■ Task to carry out
Print all records exactly, leaving nothing out.

--- Start Listing ---

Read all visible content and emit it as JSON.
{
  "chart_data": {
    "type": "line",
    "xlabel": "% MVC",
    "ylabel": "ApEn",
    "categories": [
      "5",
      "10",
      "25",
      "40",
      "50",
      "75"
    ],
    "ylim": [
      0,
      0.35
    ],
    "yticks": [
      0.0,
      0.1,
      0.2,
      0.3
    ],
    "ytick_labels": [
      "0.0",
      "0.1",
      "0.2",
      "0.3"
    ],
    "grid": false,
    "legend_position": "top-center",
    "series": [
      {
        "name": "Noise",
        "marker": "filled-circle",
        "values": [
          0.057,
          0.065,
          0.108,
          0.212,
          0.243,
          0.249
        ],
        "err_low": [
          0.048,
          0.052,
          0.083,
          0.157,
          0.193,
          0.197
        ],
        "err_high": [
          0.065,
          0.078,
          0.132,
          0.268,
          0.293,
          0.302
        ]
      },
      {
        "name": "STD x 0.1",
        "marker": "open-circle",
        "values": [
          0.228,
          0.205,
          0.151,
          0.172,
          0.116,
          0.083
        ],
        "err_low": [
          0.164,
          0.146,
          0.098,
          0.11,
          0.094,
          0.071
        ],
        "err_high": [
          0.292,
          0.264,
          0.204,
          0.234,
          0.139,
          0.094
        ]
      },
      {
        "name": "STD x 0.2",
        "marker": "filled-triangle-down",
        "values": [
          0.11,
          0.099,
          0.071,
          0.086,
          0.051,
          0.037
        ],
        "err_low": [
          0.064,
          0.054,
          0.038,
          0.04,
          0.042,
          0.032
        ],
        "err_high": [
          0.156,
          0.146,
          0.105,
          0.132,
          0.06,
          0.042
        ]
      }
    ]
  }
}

--- End Listing ---

■ Complete output
Read all visible content and emit it as JSON.
{
  "chart_data": {
    "type": "line",
    "xlabel": "% MVC",
    "ylabel": "ApEn",
    "categories": [
      "5",
      "10",
      "25",
      "40",
      "50",
      "75"
    ],
    "ylim": [
      0,
      0.35
    ],
    "yticks": [
      0.0,
      0.1,
      0.2,
      0.3
    ],
    "ytick_labels": [
      "0.0",
      "0.1",
      "0.2",
      "0.3"
    ],
    "grid": false,
    "legend_position": "top-center",
    "series": [
      {
        "name": "Noise",
        "marker": "filled-circle",
        "values": [
          0.057,
          0.065,
          0.108,
          0.212,
          0.243,
          0.249
        ],
        "err_low": [
          0.048,
          0.052,
          0.083,
          0.157,
          0.193,
          0.197
        ],
        "err_high": [
          0.065,
          0.078,
          0.132,
          0.268,
          0.293,
          0.302
        ]
      },
      {
        "name": "STD x 0.1",
        "marker": "open-circle",
        "values": [
          0.228,
          0.205,
          0.151,
          0.172,
          0.116,
          0.083
        ],
        "err_low": [
          0.164,
          0.146,
          0.098,
          0.11,
          0.094,
          0.071
        ],
        "err_high": [
          0.292,
          0.264,
          0.204,
          0.234,
          0.139,
          0.094
        ]
      },
      {
        "name": "STD x 0.2",
        "marker": "filled-triangle-down",
        "values": [
          0.11,
          0.099,
          0.071,
          0.086,
          0.051,
          0.037
        ],
        "err_low": [
          0.064,
          0.054,
          0.038,
          0.04,
          0.042,
          0.032
        ],
        "err_high": [
          0.156,
          0.146,
          0.105,
          0.132,
          0.06,
          0.042
        ]
      }
    ]
  }
}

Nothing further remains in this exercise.